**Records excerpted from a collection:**
►
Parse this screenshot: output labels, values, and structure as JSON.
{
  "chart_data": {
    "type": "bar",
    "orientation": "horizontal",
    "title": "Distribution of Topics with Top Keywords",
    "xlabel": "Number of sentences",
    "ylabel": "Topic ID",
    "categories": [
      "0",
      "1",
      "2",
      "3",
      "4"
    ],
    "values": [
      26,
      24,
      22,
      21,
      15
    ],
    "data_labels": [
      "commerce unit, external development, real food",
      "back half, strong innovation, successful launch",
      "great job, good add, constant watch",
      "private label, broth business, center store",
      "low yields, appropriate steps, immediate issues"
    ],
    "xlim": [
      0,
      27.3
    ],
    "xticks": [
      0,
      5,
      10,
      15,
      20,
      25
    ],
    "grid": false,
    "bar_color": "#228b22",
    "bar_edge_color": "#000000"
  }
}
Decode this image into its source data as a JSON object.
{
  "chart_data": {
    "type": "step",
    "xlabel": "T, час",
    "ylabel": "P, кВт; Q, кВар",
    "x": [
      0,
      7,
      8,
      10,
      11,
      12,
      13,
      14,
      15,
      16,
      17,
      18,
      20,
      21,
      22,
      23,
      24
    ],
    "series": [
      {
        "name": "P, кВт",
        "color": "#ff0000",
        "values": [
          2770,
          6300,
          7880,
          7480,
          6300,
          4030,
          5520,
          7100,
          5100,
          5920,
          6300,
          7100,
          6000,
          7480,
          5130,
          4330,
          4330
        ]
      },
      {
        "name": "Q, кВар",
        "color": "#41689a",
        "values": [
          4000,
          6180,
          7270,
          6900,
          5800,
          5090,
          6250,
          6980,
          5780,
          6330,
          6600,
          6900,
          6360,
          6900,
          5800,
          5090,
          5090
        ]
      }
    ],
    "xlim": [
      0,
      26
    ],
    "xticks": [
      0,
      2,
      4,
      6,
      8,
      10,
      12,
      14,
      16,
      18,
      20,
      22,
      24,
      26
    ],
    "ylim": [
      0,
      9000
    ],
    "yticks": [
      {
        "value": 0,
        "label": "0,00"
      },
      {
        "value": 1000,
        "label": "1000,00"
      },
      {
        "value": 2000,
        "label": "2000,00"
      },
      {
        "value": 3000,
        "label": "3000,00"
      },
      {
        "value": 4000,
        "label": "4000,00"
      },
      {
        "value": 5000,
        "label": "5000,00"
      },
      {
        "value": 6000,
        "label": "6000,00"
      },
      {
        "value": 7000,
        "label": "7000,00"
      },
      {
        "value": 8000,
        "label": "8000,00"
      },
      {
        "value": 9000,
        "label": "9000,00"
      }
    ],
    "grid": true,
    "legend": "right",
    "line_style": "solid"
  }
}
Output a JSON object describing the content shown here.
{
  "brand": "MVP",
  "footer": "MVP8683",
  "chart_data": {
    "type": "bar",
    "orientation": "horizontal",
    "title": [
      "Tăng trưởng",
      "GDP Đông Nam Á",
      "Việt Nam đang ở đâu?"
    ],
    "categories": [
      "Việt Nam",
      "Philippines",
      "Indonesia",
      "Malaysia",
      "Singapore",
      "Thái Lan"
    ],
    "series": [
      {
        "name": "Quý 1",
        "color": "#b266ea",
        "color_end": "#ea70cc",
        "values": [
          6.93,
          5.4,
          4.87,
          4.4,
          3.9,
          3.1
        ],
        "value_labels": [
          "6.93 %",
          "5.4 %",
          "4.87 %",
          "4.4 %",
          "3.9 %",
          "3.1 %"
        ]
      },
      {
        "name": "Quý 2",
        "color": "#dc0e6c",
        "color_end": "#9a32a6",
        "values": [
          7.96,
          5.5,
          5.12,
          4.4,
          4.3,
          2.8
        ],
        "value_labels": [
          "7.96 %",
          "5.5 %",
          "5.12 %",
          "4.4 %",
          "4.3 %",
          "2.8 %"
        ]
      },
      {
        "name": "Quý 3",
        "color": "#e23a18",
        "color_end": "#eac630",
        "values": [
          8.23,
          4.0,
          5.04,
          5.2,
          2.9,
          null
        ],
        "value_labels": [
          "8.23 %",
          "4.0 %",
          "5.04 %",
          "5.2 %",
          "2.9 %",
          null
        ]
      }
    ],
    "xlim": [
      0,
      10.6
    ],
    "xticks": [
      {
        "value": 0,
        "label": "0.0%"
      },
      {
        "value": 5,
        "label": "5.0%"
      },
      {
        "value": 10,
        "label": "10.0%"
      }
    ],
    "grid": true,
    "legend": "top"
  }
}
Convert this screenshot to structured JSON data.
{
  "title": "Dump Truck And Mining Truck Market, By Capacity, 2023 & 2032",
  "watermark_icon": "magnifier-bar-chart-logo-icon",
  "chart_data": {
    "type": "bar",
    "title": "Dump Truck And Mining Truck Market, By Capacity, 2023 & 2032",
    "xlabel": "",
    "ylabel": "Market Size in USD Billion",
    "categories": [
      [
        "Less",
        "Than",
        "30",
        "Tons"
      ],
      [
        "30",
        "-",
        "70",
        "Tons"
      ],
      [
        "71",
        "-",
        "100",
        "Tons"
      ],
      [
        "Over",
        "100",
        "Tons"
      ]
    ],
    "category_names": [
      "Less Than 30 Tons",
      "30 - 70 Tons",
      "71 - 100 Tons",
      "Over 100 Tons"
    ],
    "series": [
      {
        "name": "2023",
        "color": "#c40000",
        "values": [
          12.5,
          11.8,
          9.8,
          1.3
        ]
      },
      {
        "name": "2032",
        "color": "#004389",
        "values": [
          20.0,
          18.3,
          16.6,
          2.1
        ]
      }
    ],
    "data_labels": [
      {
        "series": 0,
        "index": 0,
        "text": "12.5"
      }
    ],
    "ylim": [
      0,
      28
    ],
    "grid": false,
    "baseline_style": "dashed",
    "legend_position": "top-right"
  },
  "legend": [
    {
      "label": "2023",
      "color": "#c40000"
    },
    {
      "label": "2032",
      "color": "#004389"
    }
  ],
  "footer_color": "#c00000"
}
◄
**WRITTEN EXERCISE:**
Reproduce the listing shown above in its entirety, exactly.

**RESPONSE BELOW:**
Parse this screenshot: output labels, values, and structure as JSON.
{
  "chart_data": {
    "type": "bar",
    "orientation": "horizontal",
    "title": "Distribution of Topics with Top Keywords",
    "xlabel": "Number of sentences",
    "ylabel": "Topic ID",
    "categories": [
      "0",
      "1",
      "2",
      "3",
      "4"
    ],
    "values": [
      26,
      24,
      22,
      21,
      15
    ],
    "data_labels": [
      "commerce unit, external development, real food",
      "back half, strong innovation, successful launch",
      "great job, good add, constant watch",
      "private label, broth business, center store",
      "low yields, appropriate steps, immediate issues"
    ],
    "xlim": [
      0,
      27.3
    ],
    "xticks": [
      0,
      5,
      10,
      15,
      20,
      25
    ],
    "grid": false,
    "bar_color": "#228b22",
    "bar_edge_color": "#000000"
  }
}
Decode this image into its source data as a JSON object.
{
  "chart_data": {
    "type": "step",
    "xlabel": "T, час",
    "ylabel": "P, кВт; Q, кВар",
    "x": [
      0,
      7,
      8,
      10,
      11,
      12,
      13,
      14,
      15,
      16,
      17,
      18,
      20,
      21,
      22,
      23,
      24
    ],
    "series": [
      {
        "name": "P, кВт",
        "color": "#ff0000",
        "values": [
          2770,
          6300,
          7880,
          7480,
          6300,
          4030,
          5520,
          7100,
          5100,
          5920,
          6300,
          7100,
          6000,
          7480,
          5130,
          4330,
          4330
        ]
      },
      {
        "name": "Q, кВар",
        "color": "#41689a",
        "values": [
          4000,
          6180,
          7270,
          6900,
          5800,
          5090,
          6250,
          6980,
          5780,
          6330,
          6600,
          6900,
          6360,
          6900,
          5800,
          5090,
          5090
        ]
      }
    ],
    "xlim": [
      0,
      26
    ],
    "xticks": [
      0,
      2,
      4,
      6,
      8,
      10,
      12,
      14,
      16,
      18,
      20,
      22,
      24,
      26
    ],
    "ylim": [
      0,
      9000
    ],
    "yticks": [
      {
        "value": 0,
        "label": "0,00"
      },
      {
        "value": 1000,
        "label": "1000,00"
      },
      {
        "value": 2000,
        "label": "2000,00"
      },
      {
        "value": 3000,
        "label": "3000,00"
      },
      {
        "value": 4000,
        "label": "4000,00"
      },
      {
        "value": 5000,
        "label": "5000,00"
      },
      {
        "value": 6000,
        "label": "6000,00"
      },
      {
        "value": 7000,
        "label": "7000,00"
      },
      {
        "value": 8000,
        "label": "8000,00"
      },
      {
        "value": 9000,
        "label": "9000,00"
      }
    ],
    "grid": true,
    "legend": "right",
    "line_style": "solid"
  }
}
Output a JSON object describing the content shown here.
{
  "brand": "MVP",
  "footer": "MVP8683",
  "chart_data": {
    "type": "bar",
    "orientation": "horizontal",
    "title": [
      "Tăng trưởng",
      "GDP Đông Nam Á",
      "Việt Nam đang ở đâu?"
    ],
    "categories": [
      "Việt Nam",
      "Philippines",
      "Indonesia",
      "Malaysia",
      "Singapore",
      "Thái Lan"
    ],
    "series": [
      {
        "name": "Quý 1",
        "color": "#b266ea",
        "color_end": "#ea70cc",
        "values": [
          6.93,
          5.4,
          4.87,
          4.4,
          3.9,
          3.1
        ],
        "value_labels": [
          "6.93 %",
          "5.4 %",
          "4.87 %",
          "4.4 %",
          "3.9 %",
          "3.1 %"
        ]
      },
      {
        "name": "Quý 2",
        "color": "#dc0e6c",
        "color_end": "#9a32a6",
        "values": [
          7.96,
          5.5,
          5.12,
          4.4,
          4.3,
          2.8
        ],
        "value_labels": [
          "7.96 %",
          "5.5 %",
          "5.12 %",
          "4.4 %",
          "4.3 %",
          "2.8 %"
        ]
      },
      {
        "name": "Quý 3",
        "color": "#e23a18",
        "color_end": "#eac630",
        "values": [
          8.23,
          4.0,
          5.04,
          5.2,
          2.9,
          null
        ],
        "value_labels": [
          "8.23 %",
          "4.0 %",
          "5.04 %",
          "5.2 %",
          "2.9 %",
          null
        ]
      }
    ],
    "xlim": [
      0,
      10.6
    ],
    "xticks": [
      {
        "value": 0,
        "label": "0.0%"
      },
      {
        "value": 5,
        "label": "5.0%"
      },
      {
        "value": 10,
        "label": "10.0%"
      }
    ],
    "grid": true,
    "legend": "top"
  }
}
Convert this screenshot to structured JSON data.
{
  "title": "Dump Truck And Mining Truck Market, By Capacity, 2023 & 2032",
  "watermark_icon": "magnifier-bar-chart-logo-icon",
  "chart_data": {
    "type": "bar",
    "title": "Dump Truck And Mining Truck Market, By Capacity, 2023 & 2032",
    "xlabel": "",
    "ylabel": "Market Size in USD Billion",
    "categories": [
      [
        "Less",
        "Than",
        "30",
        "Tons"
      ],
      [
        "30",
        "-",
        "70",
        "Tons"
      ],
      [
        "71",
        "-",
        "100",
        "Tons"
      ],
      [
        "Over",
        "100",
        "Tons"
      ]
    ],
    "category_names": [
      "Less Than 30 Tons",
      "30 - 70 Tons",
      "71 - 100 Tons",
      "Over 100 Tons"
    ],
    "series": [
      {
        "name": "2023",
        "color": "#c40000",
        "values": [
          12.5,
          11.8,
          9.8,
          1.3
        ]
      },
      {
        "name": "2032",
        "color": "#004389",
        "values": [
          20.0,
          18.3,
          16.6,
          2.1
        ]
      }
    ],
    "data_labels": [
      {
        "series": 0,
        "index": 0,
        "text": "12.5"
      }
    ],
    "ylim": [
      0,
      28
    ],
    "grid": false,
    "baseline_style": "dashed",
    "legend_position": "top-right"
  },
  "legend": [
    {
      "label": "2023",
      "color": "#c40000"
    },
    {
      "label": "2032",
      "color": "#004389"
    }
  ],
  "footer_color": "#c00000"
}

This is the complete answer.